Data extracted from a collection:
** Begin **
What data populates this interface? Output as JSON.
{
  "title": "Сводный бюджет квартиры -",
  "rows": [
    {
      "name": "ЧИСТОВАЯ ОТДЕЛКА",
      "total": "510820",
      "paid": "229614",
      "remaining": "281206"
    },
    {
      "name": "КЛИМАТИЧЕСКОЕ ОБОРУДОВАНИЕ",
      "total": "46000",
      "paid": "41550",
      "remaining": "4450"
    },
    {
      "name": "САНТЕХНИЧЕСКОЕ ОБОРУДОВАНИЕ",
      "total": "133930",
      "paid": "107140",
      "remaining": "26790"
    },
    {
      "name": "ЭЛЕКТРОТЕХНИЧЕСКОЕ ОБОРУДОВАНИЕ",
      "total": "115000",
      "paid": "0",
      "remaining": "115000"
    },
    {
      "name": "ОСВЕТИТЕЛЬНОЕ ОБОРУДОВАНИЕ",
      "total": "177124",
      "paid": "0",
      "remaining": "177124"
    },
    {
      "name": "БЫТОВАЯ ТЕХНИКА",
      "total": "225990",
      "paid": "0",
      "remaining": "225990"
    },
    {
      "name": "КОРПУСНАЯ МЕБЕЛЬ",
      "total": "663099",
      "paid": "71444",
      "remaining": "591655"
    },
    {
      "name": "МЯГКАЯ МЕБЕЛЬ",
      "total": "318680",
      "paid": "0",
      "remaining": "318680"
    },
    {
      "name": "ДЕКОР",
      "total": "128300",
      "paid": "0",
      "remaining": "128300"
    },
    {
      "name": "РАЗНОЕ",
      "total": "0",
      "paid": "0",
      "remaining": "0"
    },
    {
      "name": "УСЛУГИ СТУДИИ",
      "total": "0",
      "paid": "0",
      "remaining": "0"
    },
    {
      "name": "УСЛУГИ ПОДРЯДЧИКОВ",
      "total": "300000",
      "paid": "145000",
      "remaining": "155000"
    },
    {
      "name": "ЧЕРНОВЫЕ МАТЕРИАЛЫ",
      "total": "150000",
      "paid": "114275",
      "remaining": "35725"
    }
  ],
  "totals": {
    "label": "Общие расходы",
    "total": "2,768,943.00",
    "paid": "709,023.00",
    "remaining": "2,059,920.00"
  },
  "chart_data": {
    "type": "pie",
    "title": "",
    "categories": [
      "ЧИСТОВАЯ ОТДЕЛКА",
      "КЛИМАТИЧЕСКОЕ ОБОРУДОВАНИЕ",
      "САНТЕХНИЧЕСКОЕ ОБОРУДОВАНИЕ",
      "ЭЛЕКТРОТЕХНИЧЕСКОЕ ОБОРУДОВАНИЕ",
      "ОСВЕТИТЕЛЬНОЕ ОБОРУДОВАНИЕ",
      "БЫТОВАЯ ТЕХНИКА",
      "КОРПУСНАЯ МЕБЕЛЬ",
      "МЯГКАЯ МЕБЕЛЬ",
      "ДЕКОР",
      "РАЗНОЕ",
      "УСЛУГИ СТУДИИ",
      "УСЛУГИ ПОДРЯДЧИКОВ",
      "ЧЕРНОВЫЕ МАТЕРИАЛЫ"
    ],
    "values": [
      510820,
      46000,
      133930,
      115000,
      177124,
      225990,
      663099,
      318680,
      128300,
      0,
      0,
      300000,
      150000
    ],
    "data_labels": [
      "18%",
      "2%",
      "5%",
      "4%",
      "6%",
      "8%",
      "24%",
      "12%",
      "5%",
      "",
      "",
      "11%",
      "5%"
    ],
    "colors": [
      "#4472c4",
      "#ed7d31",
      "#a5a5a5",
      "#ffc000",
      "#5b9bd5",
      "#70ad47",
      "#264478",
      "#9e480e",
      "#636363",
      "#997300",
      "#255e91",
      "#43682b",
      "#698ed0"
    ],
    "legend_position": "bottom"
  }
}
** End **
PROBLEM TO WORK ON:
Find all lines where the word "УСЛУГИ" appears. Copy them.

FULL SOLUTION:
      "name": "УСЛУГИ СТУДИИ",
      "name": "УСЛУГИ ПОДРЯДЧИКОВ",
      "УСЛУГИ СТУДИИ",
      "УСЛУГИ ПОДРЯДЧИКОВ",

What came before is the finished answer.